**Stated problem**
How many lines of these records hold the string "aseprite"? Reply with the number alone.

* Start Entries provided *

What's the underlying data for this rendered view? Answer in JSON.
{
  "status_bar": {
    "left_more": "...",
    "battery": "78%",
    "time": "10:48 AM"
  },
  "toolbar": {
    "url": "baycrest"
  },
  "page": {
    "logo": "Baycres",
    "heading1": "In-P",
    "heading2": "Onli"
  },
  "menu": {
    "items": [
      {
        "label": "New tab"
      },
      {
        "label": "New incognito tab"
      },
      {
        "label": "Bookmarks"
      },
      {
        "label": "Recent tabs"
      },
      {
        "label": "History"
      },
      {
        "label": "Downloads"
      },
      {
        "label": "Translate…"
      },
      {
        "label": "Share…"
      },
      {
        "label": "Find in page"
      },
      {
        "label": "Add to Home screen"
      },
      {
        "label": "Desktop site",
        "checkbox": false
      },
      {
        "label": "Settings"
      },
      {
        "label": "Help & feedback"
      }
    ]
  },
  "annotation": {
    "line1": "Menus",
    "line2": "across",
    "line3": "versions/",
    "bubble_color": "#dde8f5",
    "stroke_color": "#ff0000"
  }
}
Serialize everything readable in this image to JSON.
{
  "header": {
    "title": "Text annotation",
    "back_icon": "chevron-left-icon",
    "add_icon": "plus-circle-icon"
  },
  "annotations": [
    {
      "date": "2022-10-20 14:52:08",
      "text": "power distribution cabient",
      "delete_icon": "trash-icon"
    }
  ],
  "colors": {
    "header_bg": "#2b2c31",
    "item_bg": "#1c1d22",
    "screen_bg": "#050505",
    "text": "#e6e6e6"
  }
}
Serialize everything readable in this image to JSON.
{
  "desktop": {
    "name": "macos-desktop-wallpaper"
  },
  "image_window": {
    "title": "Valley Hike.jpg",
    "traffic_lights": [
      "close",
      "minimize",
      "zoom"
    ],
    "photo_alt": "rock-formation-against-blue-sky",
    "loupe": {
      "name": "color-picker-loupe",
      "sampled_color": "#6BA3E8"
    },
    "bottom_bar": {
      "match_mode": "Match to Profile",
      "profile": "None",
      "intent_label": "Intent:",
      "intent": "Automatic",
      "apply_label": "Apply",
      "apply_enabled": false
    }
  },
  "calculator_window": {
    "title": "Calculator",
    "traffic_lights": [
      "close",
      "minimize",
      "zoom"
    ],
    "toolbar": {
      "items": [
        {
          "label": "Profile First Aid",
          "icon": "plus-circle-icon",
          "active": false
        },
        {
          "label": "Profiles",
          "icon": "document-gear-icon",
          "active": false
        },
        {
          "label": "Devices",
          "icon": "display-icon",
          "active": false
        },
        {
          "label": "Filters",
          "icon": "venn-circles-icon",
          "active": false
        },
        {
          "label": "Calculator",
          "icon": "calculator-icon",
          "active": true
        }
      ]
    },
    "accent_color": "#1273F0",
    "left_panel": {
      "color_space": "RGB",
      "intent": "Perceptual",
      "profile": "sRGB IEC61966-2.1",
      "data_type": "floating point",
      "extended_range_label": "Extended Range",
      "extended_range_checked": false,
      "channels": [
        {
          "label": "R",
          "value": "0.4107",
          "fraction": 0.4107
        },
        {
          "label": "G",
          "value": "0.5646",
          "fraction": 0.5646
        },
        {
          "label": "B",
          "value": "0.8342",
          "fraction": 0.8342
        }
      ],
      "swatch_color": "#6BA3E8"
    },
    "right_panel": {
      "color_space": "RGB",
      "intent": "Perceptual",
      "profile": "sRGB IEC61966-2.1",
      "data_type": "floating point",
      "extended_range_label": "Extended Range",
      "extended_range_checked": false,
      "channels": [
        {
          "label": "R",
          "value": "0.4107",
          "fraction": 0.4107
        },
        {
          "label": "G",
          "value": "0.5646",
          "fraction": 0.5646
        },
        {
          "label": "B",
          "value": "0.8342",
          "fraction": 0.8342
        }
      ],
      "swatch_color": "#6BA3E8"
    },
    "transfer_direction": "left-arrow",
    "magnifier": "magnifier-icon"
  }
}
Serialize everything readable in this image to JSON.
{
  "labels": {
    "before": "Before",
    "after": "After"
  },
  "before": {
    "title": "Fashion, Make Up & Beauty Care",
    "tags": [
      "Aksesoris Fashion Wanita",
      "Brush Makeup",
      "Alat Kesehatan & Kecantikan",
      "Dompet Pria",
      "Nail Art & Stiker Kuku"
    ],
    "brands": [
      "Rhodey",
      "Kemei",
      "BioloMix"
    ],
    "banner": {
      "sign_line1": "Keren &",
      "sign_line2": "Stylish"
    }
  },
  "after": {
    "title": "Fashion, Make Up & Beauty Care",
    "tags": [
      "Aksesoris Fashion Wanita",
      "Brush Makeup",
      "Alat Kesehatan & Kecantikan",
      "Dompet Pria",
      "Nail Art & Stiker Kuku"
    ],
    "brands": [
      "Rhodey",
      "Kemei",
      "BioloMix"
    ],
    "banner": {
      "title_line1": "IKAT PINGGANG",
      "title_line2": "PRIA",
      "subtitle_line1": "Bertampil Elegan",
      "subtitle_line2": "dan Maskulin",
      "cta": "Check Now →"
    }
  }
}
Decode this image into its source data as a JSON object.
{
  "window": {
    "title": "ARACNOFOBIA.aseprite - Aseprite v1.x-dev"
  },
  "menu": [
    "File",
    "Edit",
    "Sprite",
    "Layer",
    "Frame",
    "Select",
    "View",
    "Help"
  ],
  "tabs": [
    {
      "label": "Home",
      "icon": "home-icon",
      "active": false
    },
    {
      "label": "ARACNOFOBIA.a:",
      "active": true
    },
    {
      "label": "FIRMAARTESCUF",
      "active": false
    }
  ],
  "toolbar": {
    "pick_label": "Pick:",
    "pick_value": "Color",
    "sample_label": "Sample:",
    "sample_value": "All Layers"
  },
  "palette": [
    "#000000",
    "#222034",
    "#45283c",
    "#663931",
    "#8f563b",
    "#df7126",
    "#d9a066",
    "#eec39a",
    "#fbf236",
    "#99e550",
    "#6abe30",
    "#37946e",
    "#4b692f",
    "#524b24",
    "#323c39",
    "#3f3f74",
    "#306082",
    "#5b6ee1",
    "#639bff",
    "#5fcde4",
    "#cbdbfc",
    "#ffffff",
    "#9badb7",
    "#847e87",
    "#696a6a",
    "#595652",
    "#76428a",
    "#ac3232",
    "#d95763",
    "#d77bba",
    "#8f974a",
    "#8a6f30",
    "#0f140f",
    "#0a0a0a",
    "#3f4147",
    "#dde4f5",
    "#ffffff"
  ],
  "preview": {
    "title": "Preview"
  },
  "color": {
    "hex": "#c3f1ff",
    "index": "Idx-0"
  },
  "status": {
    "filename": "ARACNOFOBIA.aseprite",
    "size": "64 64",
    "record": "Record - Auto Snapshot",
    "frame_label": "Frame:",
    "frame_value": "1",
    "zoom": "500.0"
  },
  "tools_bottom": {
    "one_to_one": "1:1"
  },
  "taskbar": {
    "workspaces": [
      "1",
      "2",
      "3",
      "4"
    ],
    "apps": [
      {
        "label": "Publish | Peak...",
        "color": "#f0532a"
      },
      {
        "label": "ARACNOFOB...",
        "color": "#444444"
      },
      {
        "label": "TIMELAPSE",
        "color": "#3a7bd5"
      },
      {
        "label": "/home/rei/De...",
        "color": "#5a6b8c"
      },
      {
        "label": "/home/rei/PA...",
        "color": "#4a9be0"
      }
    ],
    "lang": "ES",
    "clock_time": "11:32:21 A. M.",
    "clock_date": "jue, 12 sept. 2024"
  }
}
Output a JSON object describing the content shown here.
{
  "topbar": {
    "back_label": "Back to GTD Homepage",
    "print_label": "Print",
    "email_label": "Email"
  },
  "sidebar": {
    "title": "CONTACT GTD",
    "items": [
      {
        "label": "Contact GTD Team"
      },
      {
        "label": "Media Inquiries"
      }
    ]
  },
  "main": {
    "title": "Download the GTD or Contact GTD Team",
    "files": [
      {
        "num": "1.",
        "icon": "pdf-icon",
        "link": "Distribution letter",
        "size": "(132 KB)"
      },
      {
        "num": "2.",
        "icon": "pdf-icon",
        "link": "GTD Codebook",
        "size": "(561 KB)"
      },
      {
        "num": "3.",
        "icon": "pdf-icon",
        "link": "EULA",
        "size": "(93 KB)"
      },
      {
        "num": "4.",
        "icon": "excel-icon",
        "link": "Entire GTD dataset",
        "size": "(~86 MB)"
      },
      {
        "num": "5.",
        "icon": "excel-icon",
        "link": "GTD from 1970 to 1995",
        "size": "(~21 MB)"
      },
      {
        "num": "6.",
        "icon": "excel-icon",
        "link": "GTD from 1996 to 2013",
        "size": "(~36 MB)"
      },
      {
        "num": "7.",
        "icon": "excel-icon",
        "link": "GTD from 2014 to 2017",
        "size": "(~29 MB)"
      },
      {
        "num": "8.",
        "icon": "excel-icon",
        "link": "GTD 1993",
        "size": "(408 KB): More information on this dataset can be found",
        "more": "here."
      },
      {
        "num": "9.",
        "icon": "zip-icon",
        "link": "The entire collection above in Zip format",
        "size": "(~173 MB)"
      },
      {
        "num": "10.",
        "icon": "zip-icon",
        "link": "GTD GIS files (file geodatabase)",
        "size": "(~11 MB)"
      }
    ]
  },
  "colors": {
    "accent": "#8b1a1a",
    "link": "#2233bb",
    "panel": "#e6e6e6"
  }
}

* End Entries provided *

**Final result**
2